TASK INSTRUCTIONS
- a) Edit the abstract on hospital 5G spectrum measurements by rewriting everything from "Building on these" down to "mission-critical hospital settings.", with "recommendations" in place of "guidelines".
- b) In the abstract on hospital 5G spectrum measurements, what was the maximum received power measured in the 5G band?
- c) List the spectrum-level guidelines for hospital 5G networks that the abstract on hospital 5G spectrum measurements proposes.

PAGE EXCERPT
···

Spectrum and channel occupancy evaluations of a hospital’s private 5G test network

Abstract

Spectrum scarcity and coexistence challenges pose critical obstacles to deploying reliable wireless services in hospital environments, where uninterrupted, low-latency communications are essential for patient care and medical procedures. This thesis presents the first spectrum occupancy and channel occupancy measurement campaign spanning 0.4 GHz – 6.1 GHz, conducted in two operational hospitals in Oulu: a newly constructed facility equipped with a private fifth generation of mobile network technology (5G) test network and an older hospital lacking 5G infrastructure. Using a high-performance radio frequency (RF) front-end (Agilent E4446A spectrum analyzer, wideband antenna, low-noise amplification) and MATLAB-driven measurement scripts, we conducted 24-hour continuous frequency sweeps in clinical operating rooms under both idle and active (surgical) conditions, executed before and after the 5G deployment, and similar measurements were conducted in the old hospital’s operation room where no 5G network is deployed.

Initially, we performed all the analysis across the entire spectrum, i.e., 0.4 – 6.1 GHz, and presented the results with detailed discussion. Later, for clarity, we segmented the measured spectrum into eight technology specific bands (GSM at 900 MHz and 1800 MHz, LTE Bands 1 (2100 MHz), 3 (1800 MHz), and 7 (2600 MHz), 5G test network at 3.9 – 4.1 GHz, ISM bands for Wi-Fi/Bluetooth at 2.4 – 2.4835 GHz, and unlicensed 5 GHz Wi-Fi at 5.150 – 5.350 GHz, 5.470 – 5.725 GHz, and 5.725 – 5.850 GHz) and computed the channel occupancy (CO) metric. Our key findings demonstrate that the private 5G test network (operating in 3.9 – 4.1 GHz spectrum) remains spectrally isolated: there is zero measurable leakage below 3.9 GHz or above 4.1 GHz into adjacent long-term evolution (LTE) or WiFi bands, confirming compliance with 3GPP/ETSI out-of-band emission masks. The maximum 5G-band received power (-16 dBm) is orders of magnitude below International Commission on Non-Ionizing Radiation Protection (ICNIRP) and Institute of Electrical and Electronics Engineers (IEEE) safety limits, ensuring negligible RF exposure for patients and staff. Channel occupancy peaks reveal high utilization in legacy cellular bands (up to 99 % at 742 MHz) and moderate loading in industrial, scientific, and medical bands (approximately 6%), whereas the 3.996 GHz 5G channel exhibits only approximately 4% occupancy, confirming its suitability for ultra-reliable low-latency communications.

Building on these measurements, we propose spectrum-level guidelines for hospital 5G networks, including dynamic noise-floor thresholding, planned guard-band allocation, occupancy-aware frequency assignment, and avoidance of congested ISM channels for safety-critical services. Finally, we identify the 3.9 – 4.1 GHz mid-band as the optimal sub-6 GHz allocation for private 5G ultra-reliable low-latency communication (URLLC) in healthcare, with 2.6 GHz and 3.5 GHz mid-bands recommended for massive machine type communications (mMTC). Our results provide an empirical foundation for spectrum planning, interference mitigation, and safe 5G deployment in mission-critical hospital settings.

···

INFORMATION
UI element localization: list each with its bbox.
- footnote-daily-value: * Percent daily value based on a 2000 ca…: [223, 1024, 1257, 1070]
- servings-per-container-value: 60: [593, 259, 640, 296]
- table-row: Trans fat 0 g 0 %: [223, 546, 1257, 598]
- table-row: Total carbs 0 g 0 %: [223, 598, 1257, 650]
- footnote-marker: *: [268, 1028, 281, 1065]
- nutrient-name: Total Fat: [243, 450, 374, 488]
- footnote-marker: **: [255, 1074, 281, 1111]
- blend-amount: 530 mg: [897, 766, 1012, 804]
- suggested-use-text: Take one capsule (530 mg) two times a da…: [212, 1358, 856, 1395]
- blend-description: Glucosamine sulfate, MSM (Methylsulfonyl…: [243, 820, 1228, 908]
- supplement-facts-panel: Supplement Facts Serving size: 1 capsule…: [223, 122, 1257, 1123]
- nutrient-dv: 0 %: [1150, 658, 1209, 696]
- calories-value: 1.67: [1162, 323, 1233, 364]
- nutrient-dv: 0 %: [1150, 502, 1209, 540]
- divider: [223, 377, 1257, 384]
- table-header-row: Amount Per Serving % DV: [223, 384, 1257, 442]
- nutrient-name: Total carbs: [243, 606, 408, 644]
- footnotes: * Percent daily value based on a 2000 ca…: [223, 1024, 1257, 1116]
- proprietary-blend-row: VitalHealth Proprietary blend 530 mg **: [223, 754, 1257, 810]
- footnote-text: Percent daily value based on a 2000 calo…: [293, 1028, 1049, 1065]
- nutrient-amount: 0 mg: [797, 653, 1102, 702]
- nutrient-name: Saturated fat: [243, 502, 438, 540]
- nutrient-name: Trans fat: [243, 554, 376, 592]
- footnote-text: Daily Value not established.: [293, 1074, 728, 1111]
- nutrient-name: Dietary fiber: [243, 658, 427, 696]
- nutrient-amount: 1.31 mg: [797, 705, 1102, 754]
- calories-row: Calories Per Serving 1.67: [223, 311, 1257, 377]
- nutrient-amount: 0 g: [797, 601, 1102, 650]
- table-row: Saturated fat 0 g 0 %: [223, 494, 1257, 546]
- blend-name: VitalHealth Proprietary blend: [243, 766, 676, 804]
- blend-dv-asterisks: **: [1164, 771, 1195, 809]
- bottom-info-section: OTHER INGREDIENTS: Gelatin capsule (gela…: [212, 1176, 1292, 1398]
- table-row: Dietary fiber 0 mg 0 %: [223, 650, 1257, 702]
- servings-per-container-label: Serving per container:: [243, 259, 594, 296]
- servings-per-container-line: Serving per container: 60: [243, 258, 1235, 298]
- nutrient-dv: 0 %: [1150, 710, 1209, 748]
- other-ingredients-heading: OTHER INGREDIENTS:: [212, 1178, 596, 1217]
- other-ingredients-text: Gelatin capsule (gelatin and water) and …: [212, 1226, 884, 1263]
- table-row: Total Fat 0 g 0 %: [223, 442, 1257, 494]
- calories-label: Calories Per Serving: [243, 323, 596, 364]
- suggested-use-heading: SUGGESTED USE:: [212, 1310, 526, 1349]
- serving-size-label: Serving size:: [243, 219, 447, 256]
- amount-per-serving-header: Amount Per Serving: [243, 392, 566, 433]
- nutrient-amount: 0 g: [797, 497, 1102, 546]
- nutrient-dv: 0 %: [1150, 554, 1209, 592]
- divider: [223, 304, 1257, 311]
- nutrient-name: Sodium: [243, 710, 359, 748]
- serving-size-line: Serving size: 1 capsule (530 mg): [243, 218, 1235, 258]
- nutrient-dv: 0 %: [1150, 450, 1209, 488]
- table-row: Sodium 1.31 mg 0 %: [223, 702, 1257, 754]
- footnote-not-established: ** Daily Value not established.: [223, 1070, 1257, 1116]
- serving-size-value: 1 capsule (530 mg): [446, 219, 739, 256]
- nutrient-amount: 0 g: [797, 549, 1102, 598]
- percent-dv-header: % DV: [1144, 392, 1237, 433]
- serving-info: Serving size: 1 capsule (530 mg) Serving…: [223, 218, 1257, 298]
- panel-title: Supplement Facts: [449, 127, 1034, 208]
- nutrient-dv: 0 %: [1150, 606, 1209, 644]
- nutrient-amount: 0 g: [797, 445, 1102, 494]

···

SOLUTIONS TO THE PROBLEMS
- a)
Building on these measurements, we propose spectrum-level recommendations for hospital 5G networks, including dynamic noise-floor thresholding, planned guard-band allocation, occupancy-aware frequency assignment, and avoidance of congested ISM channels for safety-critical services. Finally, we identify the 3.9 – 4.1 GHz mid-band as the optimal sub-6 GHz allocation for private 5G ultra-reliable low-latency communication (URLLC) in healthcare, with 2.6 GHz and 3.5 GHz mid-bands recommended for massive machine type communications (mMTC). Our results provide an empirical foundation for spectrum planning, interference mitigation, and safe 5G deployment in mission-critical hospital settings.

- b) -16 dBm

- c)
- Dynamic noise-floor thresholding
- Planned guard-band allocation
- Occupancy-aware frequency assignment
- Avoidance of congested ISM channels for safety-critical services